Data to process:
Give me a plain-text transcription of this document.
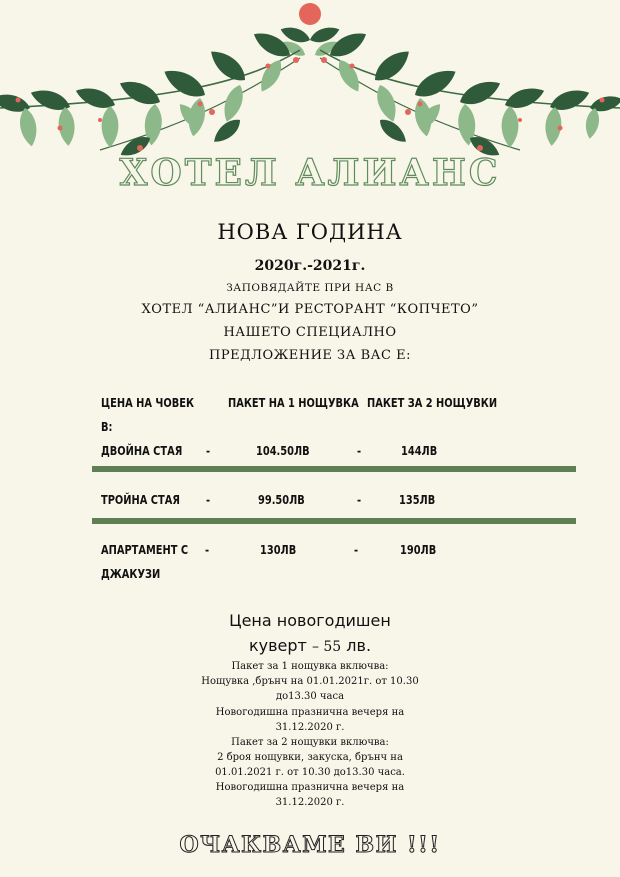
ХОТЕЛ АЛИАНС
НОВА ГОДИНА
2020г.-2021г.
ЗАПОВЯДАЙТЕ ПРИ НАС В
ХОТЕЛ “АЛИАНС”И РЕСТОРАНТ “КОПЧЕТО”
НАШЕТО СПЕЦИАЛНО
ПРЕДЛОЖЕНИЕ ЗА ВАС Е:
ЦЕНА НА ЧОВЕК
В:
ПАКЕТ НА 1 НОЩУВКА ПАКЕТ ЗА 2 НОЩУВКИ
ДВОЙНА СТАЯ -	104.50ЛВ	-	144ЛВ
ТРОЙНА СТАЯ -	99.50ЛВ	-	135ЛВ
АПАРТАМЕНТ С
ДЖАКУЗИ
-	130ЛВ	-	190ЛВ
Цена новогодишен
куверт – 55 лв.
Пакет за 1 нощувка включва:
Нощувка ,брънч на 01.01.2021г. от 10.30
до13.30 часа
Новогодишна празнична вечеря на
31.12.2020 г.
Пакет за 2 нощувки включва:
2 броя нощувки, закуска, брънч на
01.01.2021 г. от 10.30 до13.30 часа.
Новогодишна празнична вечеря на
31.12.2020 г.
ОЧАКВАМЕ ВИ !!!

Short problem: Pictures stay out of the copy; please restate every record above exactly.

Answer to the exercise:
Give me a plain-text transcription of this document.
ХОТЕЛ АЛИАНС
НОВА ГОДИНА
2020г.-2021г.
ЗАПОВЯДАЙТЕ ПРИ НАС В
ХОТЕЛ “АЛИАНС”И РЕСТОРАНТ “КОПЧЕТО”
НАШЕТО СПЕЦИАЛНО
ПРЕДЛОЖЕНИЕ ЗА ВАС Е:
ЦЕНА НА ЧОВЕК
В:
ПАКЕТ НА 1 НОЩУВКА ПАКЕТ ЗА 2 НОЩУВКИ
ДВОЙНА СТАЯ -	104.50ЛВ	-	144ЛВ
ТРОЙНА СТАЯ -	99.50ЛВ	-	135ЛВ
АПАРТАМЕНТ С
ДЖАКУЗИ
-	130ЛВ	-	190ЛВ
Цена новогодишен
куверт – 55 лв.
Пакет за 1 нощувка включва:
Нощувка ,брънч на 01.01.2021г. от 10.30
до13.30 часа
Новогодишна празнична вечеря на
31.12.2020 г.
Пакет за 2 нощувки включва:
2 броя нощувки, закуска, брънч на
01.01.2021 г. от 10.30 до13.30 часа.
Новогодишна празнична вечеря на
31.12.2020 г.
ОЧАКВАМЕ ВИ !!!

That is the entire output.